■ Task goal: In the entries below, find the lines that contain the word "name" and copy them.

○ ○ ○

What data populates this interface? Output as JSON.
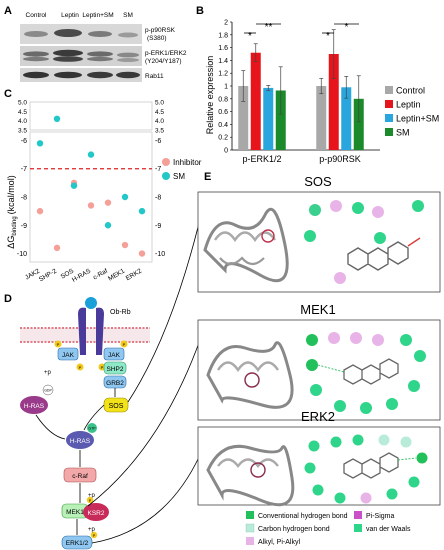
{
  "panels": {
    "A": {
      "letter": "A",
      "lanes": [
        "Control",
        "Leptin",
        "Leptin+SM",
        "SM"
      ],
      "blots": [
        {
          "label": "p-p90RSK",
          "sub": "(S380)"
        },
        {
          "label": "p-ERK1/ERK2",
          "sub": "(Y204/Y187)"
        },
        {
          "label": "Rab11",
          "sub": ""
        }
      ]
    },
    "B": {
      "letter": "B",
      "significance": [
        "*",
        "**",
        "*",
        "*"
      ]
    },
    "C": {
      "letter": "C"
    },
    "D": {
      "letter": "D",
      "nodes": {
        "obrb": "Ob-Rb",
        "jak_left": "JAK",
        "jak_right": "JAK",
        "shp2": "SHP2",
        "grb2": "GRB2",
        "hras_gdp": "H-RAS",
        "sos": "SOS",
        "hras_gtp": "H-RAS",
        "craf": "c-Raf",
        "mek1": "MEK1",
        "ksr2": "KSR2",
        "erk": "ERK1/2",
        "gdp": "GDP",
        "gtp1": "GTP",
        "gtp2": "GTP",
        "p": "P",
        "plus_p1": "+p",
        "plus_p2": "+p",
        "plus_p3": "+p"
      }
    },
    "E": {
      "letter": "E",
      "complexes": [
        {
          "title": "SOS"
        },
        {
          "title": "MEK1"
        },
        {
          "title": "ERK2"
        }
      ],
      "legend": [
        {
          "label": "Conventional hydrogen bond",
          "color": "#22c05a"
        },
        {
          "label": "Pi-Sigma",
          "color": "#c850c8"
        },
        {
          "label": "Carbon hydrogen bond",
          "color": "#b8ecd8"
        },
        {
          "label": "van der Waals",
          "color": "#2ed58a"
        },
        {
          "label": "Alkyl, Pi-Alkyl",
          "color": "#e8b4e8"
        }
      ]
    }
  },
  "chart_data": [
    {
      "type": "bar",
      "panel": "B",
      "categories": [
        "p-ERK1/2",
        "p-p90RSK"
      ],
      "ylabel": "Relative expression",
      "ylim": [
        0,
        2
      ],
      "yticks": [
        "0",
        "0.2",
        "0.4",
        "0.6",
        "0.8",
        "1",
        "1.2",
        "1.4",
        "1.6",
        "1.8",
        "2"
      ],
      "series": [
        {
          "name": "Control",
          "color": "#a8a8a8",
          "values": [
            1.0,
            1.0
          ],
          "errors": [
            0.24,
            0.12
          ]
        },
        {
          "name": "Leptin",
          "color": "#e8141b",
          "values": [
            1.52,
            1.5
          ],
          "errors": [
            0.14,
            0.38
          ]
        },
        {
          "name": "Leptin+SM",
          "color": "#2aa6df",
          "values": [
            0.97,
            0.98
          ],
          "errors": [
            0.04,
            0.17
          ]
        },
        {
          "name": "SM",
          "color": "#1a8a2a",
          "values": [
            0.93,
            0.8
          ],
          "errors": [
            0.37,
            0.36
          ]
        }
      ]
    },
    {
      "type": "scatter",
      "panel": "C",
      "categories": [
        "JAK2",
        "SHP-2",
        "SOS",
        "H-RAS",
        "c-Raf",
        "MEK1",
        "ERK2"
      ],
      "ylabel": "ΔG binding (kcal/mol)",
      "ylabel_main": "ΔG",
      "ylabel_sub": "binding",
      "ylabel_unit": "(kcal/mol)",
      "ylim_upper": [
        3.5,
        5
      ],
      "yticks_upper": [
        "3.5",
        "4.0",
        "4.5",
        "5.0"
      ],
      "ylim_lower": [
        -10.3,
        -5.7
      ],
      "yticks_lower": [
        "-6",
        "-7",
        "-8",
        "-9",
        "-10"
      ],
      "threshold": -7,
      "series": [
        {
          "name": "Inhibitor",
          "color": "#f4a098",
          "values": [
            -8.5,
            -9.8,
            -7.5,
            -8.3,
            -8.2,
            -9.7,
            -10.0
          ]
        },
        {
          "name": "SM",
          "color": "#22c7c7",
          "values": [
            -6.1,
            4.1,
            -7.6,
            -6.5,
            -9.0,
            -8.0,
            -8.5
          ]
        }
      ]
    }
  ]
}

○ ○ ○

■ Written response:
          "name": "Control",
          "name": "Leptin",
          "name": "Leptin+SM",
          "name": "SM",
          "name": "Inhibitor",
          "name": "SM",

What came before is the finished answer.